Aim >> Check each line of the entries below for the string "okołoporodowym"; copy every line where it appears.

-- Begin --

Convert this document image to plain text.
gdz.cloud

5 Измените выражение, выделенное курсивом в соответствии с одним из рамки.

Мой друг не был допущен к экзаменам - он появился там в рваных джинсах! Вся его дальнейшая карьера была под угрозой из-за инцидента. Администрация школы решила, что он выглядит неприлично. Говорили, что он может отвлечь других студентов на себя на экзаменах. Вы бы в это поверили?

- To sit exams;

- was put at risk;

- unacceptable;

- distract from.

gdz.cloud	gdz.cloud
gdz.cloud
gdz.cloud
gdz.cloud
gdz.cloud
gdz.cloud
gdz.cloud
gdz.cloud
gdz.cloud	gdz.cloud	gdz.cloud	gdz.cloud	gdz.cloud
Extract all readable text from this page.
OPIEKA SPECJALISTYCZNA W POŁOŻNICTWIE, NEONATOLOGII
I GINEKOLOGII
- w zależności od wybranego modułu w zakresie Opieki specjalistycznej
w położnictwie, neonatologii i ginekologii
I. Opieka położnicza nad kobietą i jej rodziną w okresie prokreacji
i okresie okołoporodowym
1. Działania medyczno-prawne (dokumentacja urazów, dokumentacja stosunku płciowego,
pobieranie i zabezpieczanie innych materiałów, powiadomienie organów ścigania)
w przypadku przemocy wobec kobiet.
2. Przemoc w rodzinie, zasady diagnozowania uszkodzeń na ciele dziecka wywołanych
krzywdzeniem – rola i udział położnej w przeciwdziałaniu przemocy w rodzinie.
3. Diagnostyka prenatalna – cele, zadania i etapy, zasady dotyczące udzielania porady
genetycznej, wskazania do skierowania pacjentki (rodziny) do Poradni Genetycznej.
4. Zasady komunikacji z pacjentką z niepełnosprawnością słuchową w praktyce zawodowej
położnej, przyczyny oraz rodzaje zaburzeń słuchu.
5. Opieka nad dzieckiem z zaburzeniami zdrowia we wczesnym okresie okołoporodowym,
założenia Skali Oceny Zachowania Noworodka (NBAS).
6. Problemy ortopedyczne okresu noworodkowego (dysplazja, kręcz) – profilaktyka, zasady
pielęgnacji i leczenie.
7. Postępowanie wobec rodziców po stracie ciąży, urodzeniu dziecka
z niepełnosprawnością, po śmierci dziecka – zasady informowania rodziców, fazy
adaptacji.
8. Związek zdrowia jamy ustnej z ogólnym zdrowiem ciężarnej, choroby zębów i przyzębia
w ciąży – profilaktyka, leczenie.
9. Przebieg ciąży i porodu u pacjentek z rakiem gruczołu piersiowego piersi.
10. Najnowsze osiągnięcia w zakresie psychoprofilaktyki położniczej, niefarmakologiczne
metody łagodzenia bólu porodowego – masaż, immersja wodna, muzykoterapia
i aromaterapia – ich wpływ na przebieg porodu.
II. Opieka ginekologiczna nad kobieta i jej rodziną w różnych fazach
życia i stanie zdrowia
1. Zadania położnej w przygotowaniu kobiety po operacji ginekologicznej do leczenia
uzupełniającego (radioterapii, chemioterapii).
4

-- End --

Solution to this task >>
i okresie okołoporodowym
5. Opieka nad dzieckiem z zaburzeniami zdrowia we wczesnym okresie okołoporodowym,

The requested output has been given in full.